• [Text excerpt]:
•••

It's defined as the difference between 1.0 and the smallest number larger than 1.0. More usefully, it's the spacing between adjacent representable float numbers in the range 1.0 to 2.0.
Because floats get less precise at every integer power of two, it's impossible for two numbers greater than or equal to 2.0 to be epsilon apart. The spacing between 2.0 and the next larger number is 2*epsilon.
That means `abs(a - b) <= epsilon` is equivalent to `a == b` for any a or b greater than or equal to 2.0. And if you use `<` then the limit will be 1.0 instead.
Epsilon is the wrong tool for the job in 99.9% of cases.
Multiplying epsilon by the largest number you are dealing with is a strategy that makes using epsilons at least somewhat logical.
So I'd probably rewrite that code to first find the ulp of the larger of the abs of a and b and then assert that their difference is less than or equal to that.
Edit: Or maybe the smaller of the abs of the two, I haven't totally thought through the consequences. It might not matter, because the ulps will only differ when the numbers are significantly apart and then it doesn't matter which one you pick. Perhaps you can just always pick the first number and get its ULP.

•••

• [What to work on]:
a) List every code expression set in backticks in the epsilon post.
b) Return the epsilon post word for word, from "Epsilon is the" down to "least somewhat logical.".
The entries that come after the epsilon post play no part in this work.

• [Dataset entries]:

•••

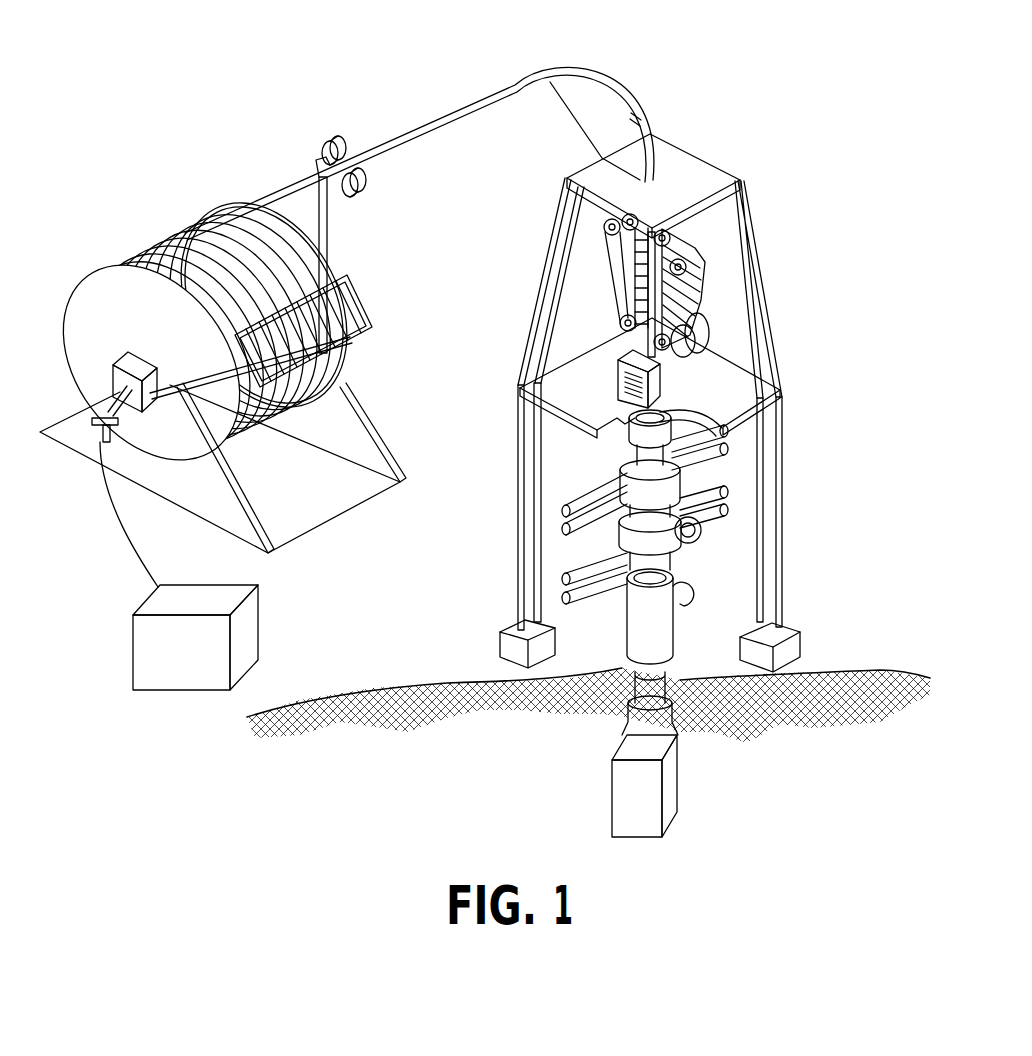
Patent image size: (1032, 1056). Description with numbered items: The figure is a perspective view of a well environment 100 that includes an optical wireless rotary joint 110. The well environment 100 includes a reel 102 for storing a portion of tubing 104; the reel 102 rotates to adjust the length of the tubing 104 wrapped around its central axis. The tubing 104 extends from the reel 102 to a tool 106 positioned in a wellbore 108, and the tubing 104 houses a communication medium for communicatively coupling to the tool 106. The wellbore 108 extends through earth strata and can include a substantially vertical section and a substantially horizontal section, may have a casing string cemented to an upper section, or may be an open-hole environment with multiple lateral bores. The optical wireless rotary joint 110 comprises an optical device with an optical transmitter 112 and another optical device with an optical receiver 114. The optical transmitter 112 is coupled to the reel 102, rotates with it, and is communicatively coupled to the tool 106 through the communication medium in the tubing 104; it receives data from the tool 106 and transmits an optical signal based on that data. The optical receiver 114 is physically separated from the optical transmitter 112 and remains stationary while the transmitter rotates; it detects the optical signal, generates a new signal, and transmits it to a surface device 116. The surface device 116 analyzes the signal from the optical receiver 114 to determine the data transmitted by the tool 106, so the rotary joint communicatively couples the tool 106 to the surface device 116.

•••

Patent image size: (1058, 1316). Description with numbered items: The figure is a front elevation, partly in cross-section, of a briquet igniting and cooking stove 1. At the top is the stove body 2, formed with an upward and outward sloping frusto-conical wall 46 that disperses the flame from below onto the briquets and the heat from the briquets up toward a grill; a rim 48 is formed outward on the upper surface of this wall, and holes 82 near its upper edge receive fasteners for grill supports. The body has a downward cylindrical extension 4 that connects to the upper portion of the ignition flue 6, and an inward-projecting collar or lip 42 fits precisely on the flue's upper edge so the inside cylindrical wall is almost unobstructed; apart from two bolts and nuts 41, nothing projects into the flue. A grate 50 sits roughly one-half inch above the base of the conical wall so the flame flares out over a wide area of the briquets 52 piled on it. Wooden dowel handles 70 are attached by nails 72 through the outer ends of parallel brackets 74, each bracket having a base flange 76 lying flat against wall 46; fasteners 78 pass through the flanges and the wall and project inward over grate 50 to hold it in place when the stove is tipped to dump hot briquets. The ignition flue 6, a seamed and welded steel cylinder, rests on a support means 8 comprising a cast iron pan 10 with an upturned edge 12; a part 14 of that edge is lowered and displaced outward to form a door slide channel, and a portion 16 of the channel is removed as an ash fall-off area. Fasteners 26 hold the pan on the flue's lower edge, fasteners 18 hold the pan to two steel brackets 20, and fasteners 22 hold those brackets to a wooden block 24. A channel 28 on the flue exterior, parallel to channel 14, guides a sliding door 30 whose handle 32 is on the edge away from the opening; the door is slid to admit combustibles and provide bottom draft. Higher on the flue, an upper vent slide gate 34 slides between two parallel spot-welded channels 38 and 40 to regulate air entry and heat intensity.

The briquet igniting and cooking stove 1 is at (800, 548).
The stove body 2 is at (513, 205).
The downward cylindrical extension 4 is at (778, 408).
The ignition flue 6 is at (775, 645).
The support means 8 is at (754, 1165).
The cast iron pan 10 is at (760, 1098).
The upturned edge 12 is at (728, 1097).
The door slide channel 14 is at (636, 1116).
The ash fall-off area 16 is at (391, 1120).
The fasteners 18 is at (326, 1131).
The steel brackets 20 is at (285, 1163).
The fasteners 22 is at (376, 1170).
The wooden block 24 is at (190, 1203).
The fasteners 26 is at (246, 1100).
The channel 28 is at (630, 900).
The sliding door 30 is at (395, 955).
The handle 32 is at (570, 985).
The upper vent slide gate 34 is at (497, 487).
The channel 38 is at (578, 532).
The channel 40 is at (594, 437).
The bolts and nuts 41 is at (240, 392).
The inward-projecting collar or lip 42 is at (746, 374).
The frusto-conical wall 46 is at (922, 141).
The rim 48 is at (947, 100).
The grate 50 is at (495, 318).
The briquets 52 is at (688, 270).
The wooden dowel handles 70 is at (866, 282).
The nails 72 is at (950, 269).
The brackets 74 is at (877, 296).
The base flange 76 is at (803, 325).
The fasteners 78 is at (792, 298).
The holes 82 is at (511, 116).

•••

• [Solution set]:
a)
- abs(a - b) <= epsilon
- a == b
- <

b)
Epsilon is the wrong tool for the job in 99.9% of cases.
Multiplying epsilon by the largest number you are dealing with is a strategy that makes using epsilons at least somewhat logical.